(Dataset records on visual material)

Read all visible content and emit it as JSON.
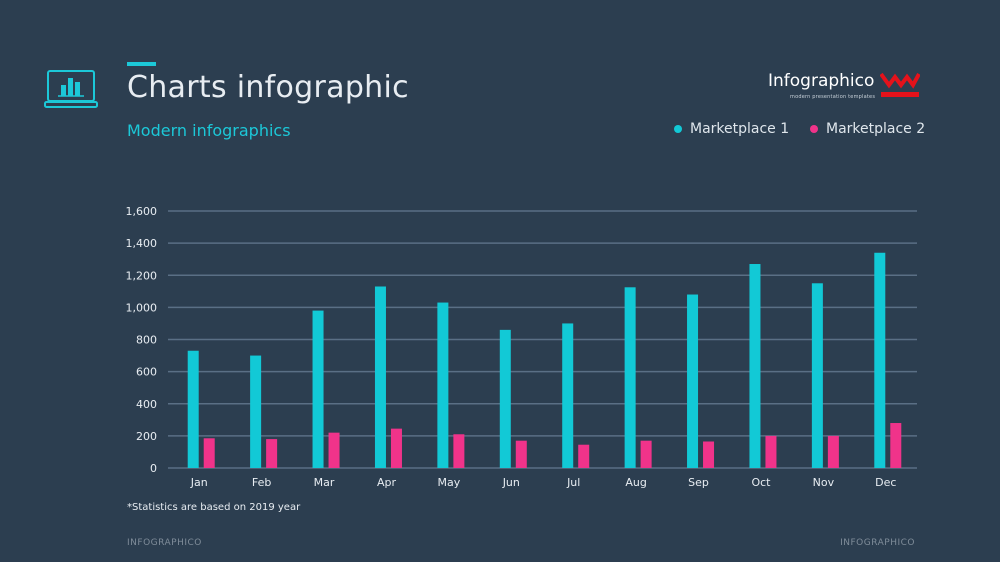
{
  "header": {
    "title": "Charts infographic",
    "subtitle": "Modern infographics",
    "icon": "laptop-chart-icon"
  },
  "brand": {
    "name": "Infographico",
    "tagline": "modern presentation templates",
    "logo": "infographico-logo"
  },
  "colors": {
    "background": "#2c3e50",
    "accent": "#1cc8d8",
    "series1": "#12c9d6",
    "series2": "#f0338a",
    "brand_red": "#e5121b"
  },
  "legend": [
    {
      "name": "Marketplace 1",
      "color": "#12c9d6"
    },
    {
      "name": "Marketplace 2",
      "color": "#f0338a"
    }
  ],
  "chart_data": {
    "type": "bar",
    "title": "",
    "xlabel": "",
    "ylabel": "",
    "categories": [
      "Jan",
      "Feb",
      "Mar",
      "Apr",
      "May",
      "Jun",
      "Jul",
      "Aug",
      "Sep",
      "Oct",
      "Nov",
      "Dec"
    ],
    "series": [
      {
        "name": "Marketplace 1",
        "values": [
          730,
          700,
          980,
          1130,
          1030,
          860,
          900,
          1125,
          1080,
          1270,
          1150,
          1340
        ]
      },
      {
        "name": "Marketplace 2",
        "values": [
          185,
          180,
          220,
          245,
          210,
          170,
          145,
          170,
          165,
          200,
          200,
          280
        ]
      }
    ],
    "ylim": [
      0,
      1600
    ],
    "yticks": [
      "0",
      "200",
      "400",
      "600",
      "800",
      "1,000",
      "1,200",
      "1,400",
      "1,600"
    ],
    "grid": true,
    "legend_position": "top-right"
  },
  "footnote": "*Statistics are based on 2019 year",
  "footer": {
    "left": "INFOGRAPHICO",
    "right": "INFOGRAPHICO"
  }
}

Task requirements: The records above must be echoed exactly, minus their pictures.

Solution for this task:
Read all visible content and emit it as JSON.
{
  "header": {
    "title": "Charts infographic",
    "subtitle": "Modern infographics",
    "icon": "laptop-chart-icon"
  },
  "brand": {
    "name": "Infographico",
    "tagline": "modern presentation templates",
    "logo": "infographico-logo"
  },
  "colors": {
    "background": "#2c3e50",
    "accent": "#1cc8d8",
    "series1": "#12c9d6",
    "series2": "#f0338a",
    "brand_red": "#e5121b"
  },
  "legend": [
    {
      "name": "Marketplace 1",
      "color": "#12c9d6"
    },
    {
      "name": "Marketplace 2",
      "color": "#f0338a"
    }
  ],
  "chart_data": {
    "type": "bar",
    "title": "",
    "xlabel": "",
    "ylabel": "",
    "categories": [
      "Jan",
      "Feb",
      "Mar",
      "Apr",
      "May",
      "Jun",
      "Jul",
      "Aug",
      "Sep",
      "Oct",
      "Nov",
      "Dec"
    ],
    "series": [
      {
        "name": "Marketplace 1",
        "values": [
          730,
          700,
          980,
          1130,
          1030,
          860,
          900,
          1125,
          1080,
          1270,
          1150,
          1340
        ]
      },
      {
        "name": "Marketplace 2",
        "values": [
          185,
          180,
          220,
          245,
          210,
          170,
          145,
          170,
          165,
          200,
          200,
          280
        ]
      }
    ],
    "ylim": [
      0,
      1600
    ],
    "yticks": [
      "0",
      "200",
      "400",
      "600",
      "800",
      "1,000",
      "1,200",
      "1,400",
      "1,600"
    ],
    "grid": true,
    "legend_position": "top-right"
  },
  "footnote": "*Statistics are based on 2019 year",
  "footer": {
    "left": "INFOGRAPHICO",
    "right": "INFOGRAPHICO"
  }
}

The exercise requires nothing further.